Quote every line below exactly and skip any picture.
╭──
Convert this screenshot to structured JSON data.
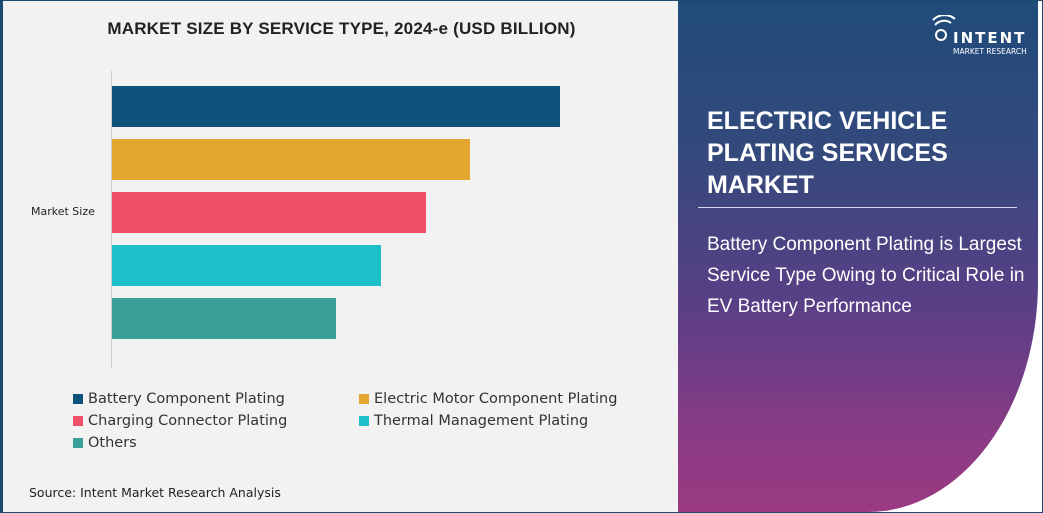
{
  "chart_data": {
    "type": "bar",
    "orientation": "horizontal",
    "title": "MARKET SIZE BY SERVICE TYPE, 2024-e (USD BILLION)",
    "categories": [
      "Market Size"
    ],
    "series": [
      {
        "name": "Battery Component Plating",
        "values": [
          100
        ],
        "color": "#0d527b"
      },
      {
        "name": "Electric Motor Component Plating",
        "values": [
          80
        ],
        "color": "#e3a62e"
      },
      {
        "name": "Charging Connector Plating",
        "values": [
          70
        ],
        "color": "#f0506a"
      },
      {
        "name": "Thermal Management Plating",
        "values": [
          60
        ],
        "color": "#1dbfc8"
      },
      {
        "name": "Others",
        "values": [
          50
        ],
        "color": "#38a096"
      }
    ],
    "value_note_relative": true,
    "grid": false,
    "legend_position": "bottom"
  },
  "source": "Source: Intent Market Research Analysis",
  "side_panel": {
    "logo_text": "INTENT",
    "logo_subtext": "MARKET RESEARCH",
    "title": "ELECTRIC VEHICLE PLATING SERVICES MARKET",
    "summary": "Battery Component Plating is Largest Service Type Owing to Critical Role in EV Battery Performance"
  }
}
╰──
** Solved problem **
Convert this screenshot to structured JSON data.
{
  "chart_data": {
    "type": "bar",
    "orientation": "horizontal",
    "title": "MARKET SIZE BY SERVICE TYPE, 2024-e (USD BILLION)",
    "categories": [
      "Market Size"
    ],
    "series": [
      {
        "name": "Battery Component Plating",
        "values": [
          100
        ],
        "color": "#0d527b"
      },
      {
        "name": "Electric Motor Component Plating",
        "values": [
          80
        ],
        "color": "#e3a62e"
      },
      {
        "name": "Charging Connector Plating",
        "values": [
          70
        ],
        "color": "#f0506a"
      },
      {
        "name": "Thermal Management Plating",
        "values": [
          60
        ],
        "color": "#1dbfc8"
      },
      {
        "name": "Others",
        "values": [
          50
        ],
        "color": "#38a096"
      }
    ],
    "value_note_relative": true,
    "grid": false,
    "legend_position": "bottom"
  },
  "source": "Source: Intent Market Research Analysis",
  "side_panel": {
    "logo_text": "INTENT",
    "logo_subtext": "MARKET RESEARCH",
    "title": "ELECTRIC VEHICLE PLATING SERVICES MARKET",
    "summary": "Battery Component Plating is Largest Service Type Owing to Critical Role in EV Battery Performance"
  }
}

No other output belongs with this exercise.